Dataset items
-=-=-=-=-
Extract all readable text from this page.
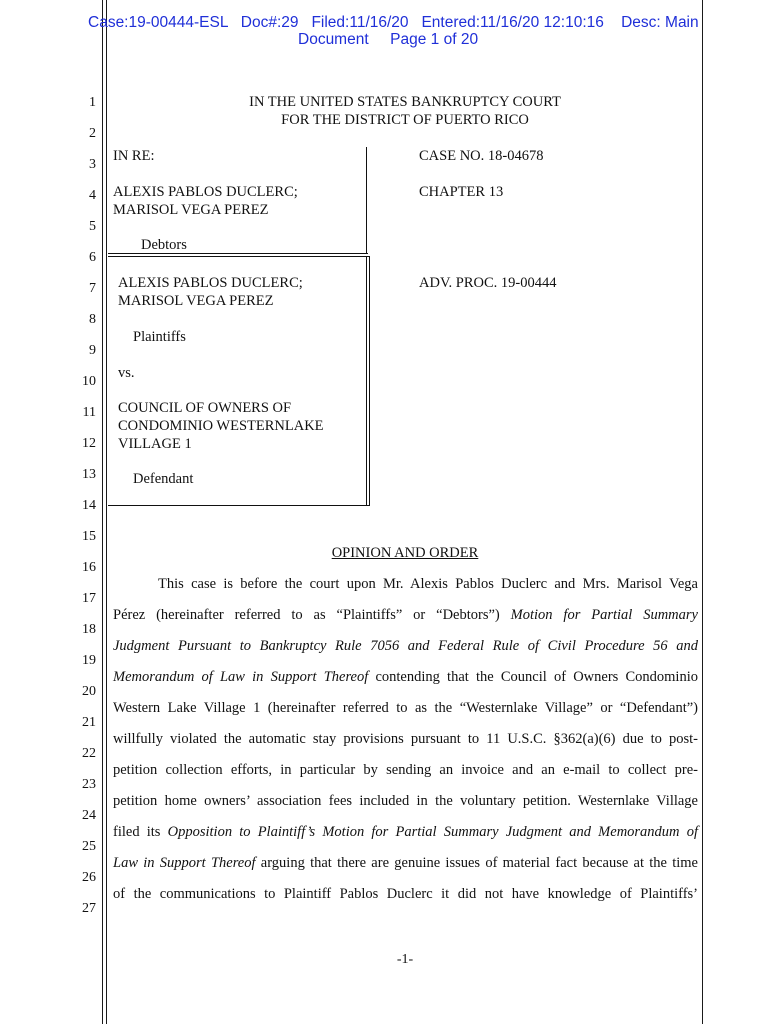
Case:19-00444-ESL   Doc#:29   Filed:11/16/20   Entered:11/16/20 12:10:16    Desc: Main
Document     Page 1 of 20
1
2
3
4
5
6
7
8
9
10
11
12
13
14
15
16
17
18
19
20
21
22
23
24
25
26
27
IN THE UNITED STATES BANKRUPTCY COURT
FOR THE DISTRICT OF PUERTO RICO
IN RE:
ALEXIS PABLOS DUCLERC;
MARISOL VEGA PEREZ
Debtors
ALEXIS PABLOS DUCLERC;
MARISOL VEGA PEREZ
Plaintiffs
vs.
COUNCIL OF OWNERS OF
CONDOMINIO WESTERNLAKE
VILLAGE 1
Defendant
CASE NO. 18-04678
CHAPTER 13
ADV. PROC. 19-00444
OPINION AND ORDER
This case is before the court upon Mr. Alexis Pablos Duclerc and Mrs. Marisol Vega
Pérez (hereinafter referred to as “Plaintiffs” or “Debtors”) Motion for Partial Summary
Judgment Pursuant to Bankruptcy Rule 7056 and Federal Rule of Civil Procedure 56 and
Memorandum of Law in Support Thereof contending that the Council of Owners Condominio
Western Lake Village 1 (hereinafter referred to as the “Westernlake Village” or “Defendant”)
willfully violated the automatic stay provisions pursuant to 11 U.S.C. §362(a)(6) due to post-
petition collection efforts, in particular by sending an invoice and an e-mail to collect pre-
petition home owners’ association fees included in the voluntary petition. Westernlake Village
filed its Opposition to Plaintiff’s Motion for Partial Summary Judgment and Memorandum of
Law in Support Thereof arguing that there are genuine issues of material fact because at the time
of the communications to Plaintiff Pablos Duclerc it did not have knowledge of Plaintiffs’
-1-
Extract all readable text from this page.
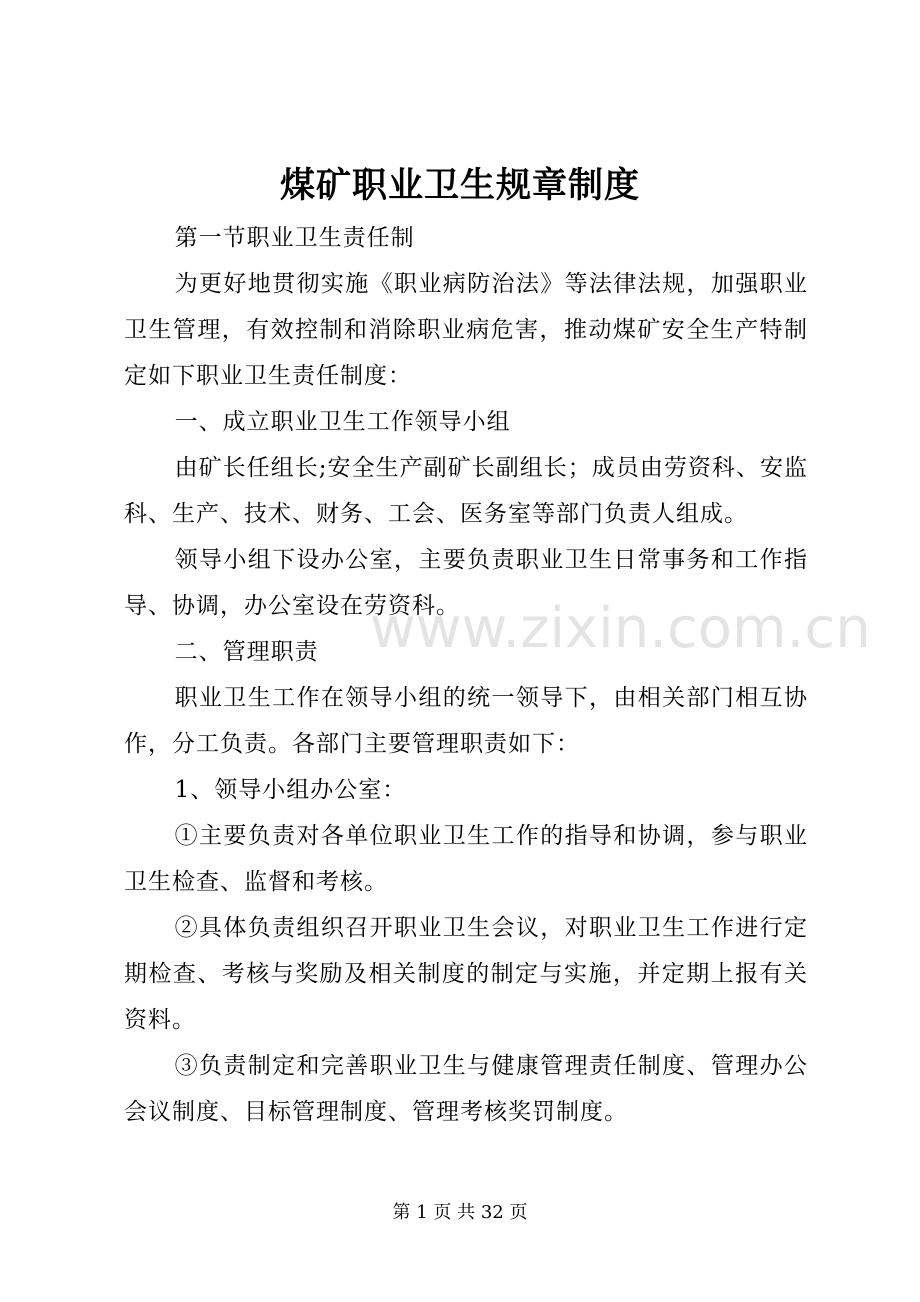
煤矿职业卫生规章制度

第一节职业卫生责任制

为更好地贯彻实施《职业病防治法》等法律法规，加强职业卫生管理，有效控制和消除职业病危害，推动煤矿安全生产特制定如下职业卫生责任制度：

一、成立职业卫生工作领导小组

由矿长任组长;安全生产副矿长副组长；成员由劳资科、安监科、生产、技术、财务、工会、医务室等部门负责人组成。

领导小组下设办公室，主要负责职业卫生日常事务和工作指导、协调，办公室设在劳资科。

二、管理职责

职业卫生工作在领导小组的统一领导下，由相关部门相互协作，分工负责。各部门主要管理职责如下：

1、领导小组办公室：

①主要负责对各单位职业卫生工作的指导和协调，参与职业卫生检查、监督和考核。

②具体负责组织召开职业卫生会议，对职业卫生工作进行定期检查、考核与奖励及相关制度的制定与实施，并定期上报有关资料。

③负责制定和完善职业卫生与健康管理责任制度、管理办公会议制度、目标管理制度、管理考核奖罚制度。

www.zixin.com.cn
第 1 页 共 32 页
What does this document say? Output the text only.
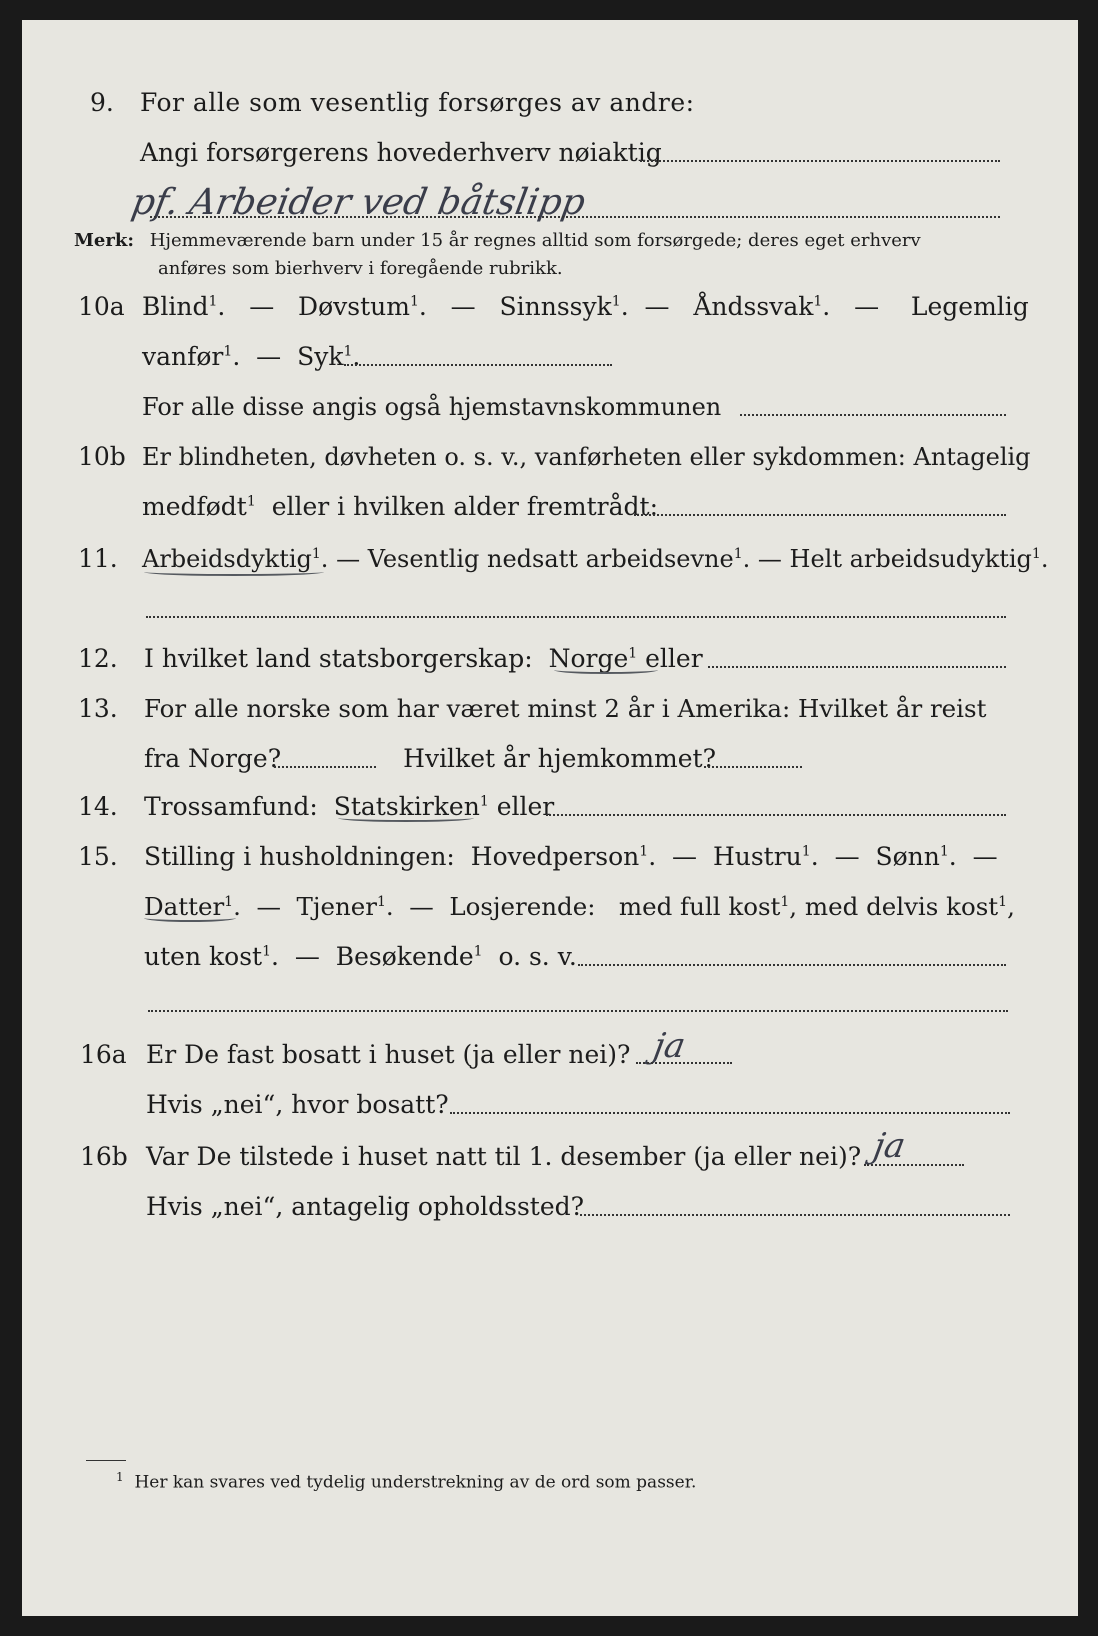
9. For alle som vesentlig forsørges av andre:
Angi forsørgerens hovederhverv nøiaktig
pf. Arbeider ved båtslipp
Merk: Hjemmeværende barn under 15 år regnes alltid som forsørgede; deres eget erhverv
anføres som bierhverv i foregående rubrikk.
10a Blind$^1$.   — Døvstum$^1$.   — Sinnssyk$^1$.  — Åndssvak$^1$.   — Legemlig
vanfør$^1$.  — Syk$^1$.
For alle disse angis også hjemstavnskommunen
10b Er blindheten, døvheten o. s. v., vanførheten eller sykdommen: Antagelig
medfødt$^1$ eller i hvilken alder fremtrådt:
11. Arbeidsdyktig$^1$. — Vesentlig nedsatt arbeidsevne$^1$. — Helt arbeidsudyktig$^1$.
12. I hvilket land statsborgerskap: Norge$^1$ eller
13. For alle norske som har været minst 2 år i Amerika: Hvilket år reist
fra Norge?	Hvilket år hjemkommet?
14. Trossamfund: Statskirken$^1$ eller
15. Stilling i husholdningen: Hovedperson$^1$.  — Hustru$^1$.  — Sønn$^1$.  —
Datter$^1$.  — Tjener$^1$.  — Losjerende: med full kost$^1$, med delvis kost$^1$,
uten kost$^1$.  — Besøkende$^1$ o. s. v.
16a Er De fast bosatt i huset (ja eller nei)? ja
Hvis „nei“, hvor bosatt?
16b Var De tilstede i huset natt til 1. desember (ja eller nei)? ja
Hvis „nei“, antagelig opholdssted?
$^1$ Her kan svares ved tydelig understrekning av de ord som passer.
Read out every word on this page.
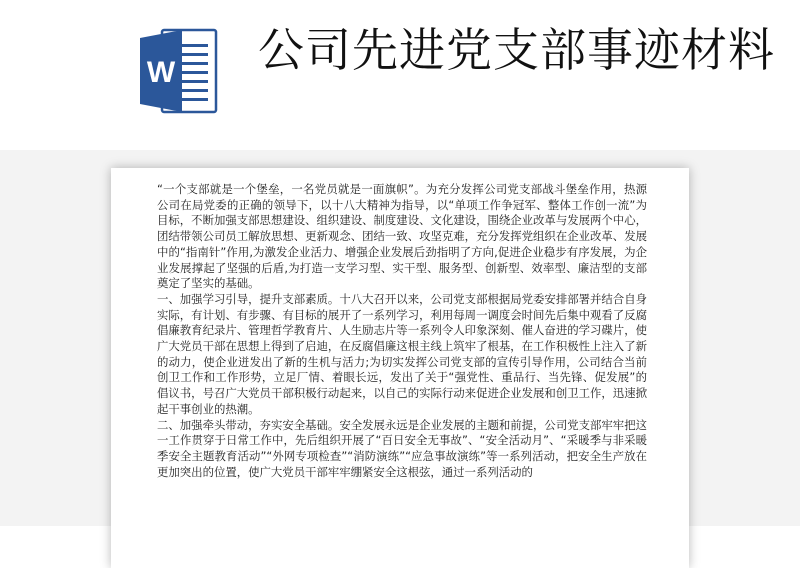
W 公司先进党支部事迹材料

“一个支部就是一个堡垒，一名党员就是一面旗帜”。为充分发挥公司党支部战斗堡垒作用，热源公司在局党委的正确的领导下，以十八大精神为指导，以“单项工作争冠军、整体工作创一流”为目标，不断加强支部思想建设、组织建设、制度建设、文化建设，围绕企业改革与发展两个中心，团结带领公司员工解放思想、更新观念、团结一致、攻坚克难，充分发挥党组织在企业改革、发展中的“指南针”作用,为激发企业活力、增强企业发展后劲指明了方向,促进企业稳步有序发展，为企业发展撑起了坚强的后盾,为打造一支学习型、实干型、服务型、创新型、效率型、廉洁型的支部奠定了坚实的基础。

一、加强学习引导，提升支部素质。十八大召开以来，公司党支部根据局党委安排部署并结合自身实际，有计划、有步骤、有目标的展开了一系列学习，利用每周一调度会时间先后集中观看了反腐倡廉教育纪录片、管理哲学教育片、人生励志片等一系列令人印象深刻、催人奋进的学习碟片，使广大党员干部在思想上得到了启迪，在反腐倡廉这根主线上筑牢了根基，在工作积极性上注入了新的动力，使企业迸发出了新的生机与活力;为切实发挥公司党支部的宣传引导作用，公司结合当前创卫工作和工作形势，立足厂情、着眼长远，发出了关于“强党性、重品行、当先锋、促发展”的倡议书，号召广大党员干部积极行动起来，以自己的实际行动来促进企业发展和创卫工作，迅速掀起干事创业的热潮。

二、加强牵头带动，夯实安全基础。安全发展永远是企业发展的主题和前提，公司党支部牢牢把这一工作贯穿于日常工作中，先后组织开展了“百日安全无事故”、“安全活动月”、“采暖季与非采暖季安全主题教育活动”“外网专项检查”“消防演练”“应急事故演练”等一系列活动，把安全生产放在更加突出的位置，使广大党员干部牢牢绷紧安全这根弦，通过一系列活动的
-=-=-=-=-
→ Work instructions: The records shown above are to be repeated exactly, with the pictures left out.

→ Result of this task:
Extract all readable text from this page.
Case:19-00444-ESL   Doc#:29   Filed:11/16/20   Entered:11/16/20 12:10:16    Desc: Main
Document     Page 1 of 20
1
2
3
4
5
6
7
8
9
10
11
12
13
14
15
16
17
18
19
20
21
22
23
24
25
26
27
IN THE UNITED STATES BANKRUPTCY COURT
FOR THE DISTRICT OF PUERTO RICO
IN RE:
ALEXIS PABLOS DUCLERC;
MARISOL VEGA PEREZ
Debtors
ALEXIS PABLOS DUCLERC;
MARISOL VEGA PEREZ
Plaintiffs
vs.
COUNCIL OF OWNERS OF
CONDOMINIO WESTERNLAKE
VILLAGE 1
Defendant
CASE NO. 18-04678
CHAPTER 13
ADV. PROC. 19-00444
OPINION AND ORDER
This case is before the court upon Mr. Alexis Pablos Duclerc and Mrs. Marisol Vega
Pérez (hereinafter referred to as “Plaintiffs” or “Debtors”) Motion for Partial Summary
Judgment Pursuant to Bankruptcy Rule 7056 and Federal Rule of Civil Procedure 56 and
Memorandum of Law in Support Thereof contending that the Council of Owners Condominio
Western Lake Village 1 (hereinafter referred to as the “Westernlake Village” or “Defendant”)
willfully violated the automatic stay provisions pursuant to 11 U.S.C. §362(a)(6) due to post-
petition collection efforts, in particular by sending an invoice and an e-mail to collect pre-
petition home owners’ association fees included in the voluntary petition. Westernlake Village
filed its Opposition to Plaintiff’s Motion for Partial Summary Judgment and Memorandum of
Law in Support Thereof arguing that there are genuine issues of material fact because at the time
of the communications to Plaintiff Pablos Duclerc it did not have knowledge of Plaintiffs’
-1-
Extract all readable text from this page.
煤矿职业卫生规章制度

第一节职业卫生责任制

为更好地贯彻实施《职业病防治法》等法律法规，加强职业卫生管理，有效控制和消除职业病危害，推动煤矿安全生产特制定如下职业卫生责任制度：

一、成立职业卫生工作领导小组

由矿长任组长;安全生产副矿长副组长；成员由劳资科、安监科、生产、技术、财务、工会、医务室等部门负责人组成。

领导小组下设办公室，主要负责职业卫生日常事务和工作指导、协调，办公室设在劳资科。

二、管理职责

职业卫生工作在领导小组的统一领导下，由相关部门相互协作，分工负责。各部门主要管理职责如下：

1、领导小组办公室：

①主要负责对各单位职业卫生工作的指导和协调，参与职业卫生检查、监督和考核。

②具体负责组织召开职业卫生会议，对职业卫生工作进行定期检查、考核与奖励及相关制度的制定与实施，并定期上报有关资料。

③负责制定和完善职业卫生与健康管理责任制度、管理办公会议制度、目标管理制度、管理考核奖罚制度。

www.zixin.com.cn
第 1 页 共 32 页
What does this document say? Output the text only.
9. For alle som vesentlig forsørges av andre:
Angi forsørgerens hovederhverv nøiaktig
pf. Arbeider ved båtslipp
Merk: Hjemmeværende barn under 15 år regnes alltid som forsørgede; deres eget erhverv
anføres som bierhverv i foregående rubrikk.
10a Blind$^1$.   — Døvstum$^1$.   — Sinnssyk$^1$.  — Åndssvak$^1$.   — Legemlig
vanfør$^1$.  — Syk$^1$.
For alle disse angis også hjemstavnskommunen
10b Er blindheten, døvheten o. s. v., vanførheten eller sykdommen: Antagelig
medfødt$^1$ eller i hvilken alder fremtrådt:
11. Arbeidsdyktig$^1$. — Vesentlig nedsatt arbeidsevne$^1$. — Helt arbeidsudyktig$^1$.
12. I hvilket land statsborgerskap: Norge$^1$ eller
13. For alle norske som har været minst 2 år i Amerika: Hvilket år reist
fra Norge?	Hvilket år hjemkommet?
14. Trossamfund: Statskirken$^1$ eller
15. Stilling i husholdningen: Hovedperson$^1$.  — Hustru$^1$.  — Sønn$^1$.  —
Datter$^1$.  — Tjener$^1$.  — Losjerende: med full kost$^1$, med delvis kost$^1$,
uten kost$^1$.  — Besøkende$^1$ o. s. v.
16a Er De fast bosatt i huset (ja eller nei)? ja
Hvis „nei“, hvor bosatt?
16b Var De tilstede i huset natt til 1. desember (ja eller nei)? ja
Hvis „nei“, antagelig opholdssted?
$^1$ Her kan svares ved tydelig understrekning av de ord som passer.
Read out every word on this page.
W 公司先进党支部事迹材料

“一个支部就是一个堡垒，一名党员就是一面旗帜”。为充分发挥公司党支部战斗堡垒作用，热源公司在局党委的正确的领导下，以十八大精神为指导，以“单项工作争冠军、整体工作创一流”为目标，不断加强支部思想建设、组织建设、制度建设、文化建设，围绕企业改革与发展两个中心，团结带领公司员工解放思想、更新观念、团结一致、攻坚克难，充分发挥党组织在企业改革、发展中的“指南针”作用,为激发企业活力、增强企业发展后劲指明了方向,促进企业稳步有序发展，为企业发展撑起了坚强的后盾,为打造一支学习型、实干型、服务型、创新型、效率型、廉洁型的支部奠定了坚实的基础。

一、加强学习引导，提升支部素质。十八大召开以来，公司党支部根据局党委安排部署并结合自身实际，有计划、有步骤、有目标的展开了一系列学习，利用每周一调度会时间先后集中观看了反腐倡廉教育纪录片、管理哲学教育片、人生励志片等一系列令人印象深刻、催人奋进的学习碟片，使广大党员干部在思想上得到了启迪，在反腐倡廉这根主线上筑牢了根基，在工作积极性上注入了新的动力，使企业迸发出了新的生机与活力;为切实发挥公司党支部的宣传引导作用，公司结合当前创卫工作和工作形势，立足厂情、着眼长远，发出了关于“强党性、重品行、当先锋、促发展”的倡议书，号召广大党员干部积极行动起来，以自己的实际行动来促进企业发展和创卫工作，迅速掀起干事创业的热潮。

二、加强牵头带动，夯实安全基础。安全发展永远是企业发展的主题和前提，公司党支部牢牢把这一工作贯穿于日常工作中，先后组织开展了“百日安全无事故”、“安全活动月”、“采暖季与非采暖季安全主题教育活动”“外网专项检查”“消防演练”“应急事故演练”等一系列活动，把安全生产放在更加突出的位置，使广大党员干部牢牢绷紧安全这根弦，通过一系列活动的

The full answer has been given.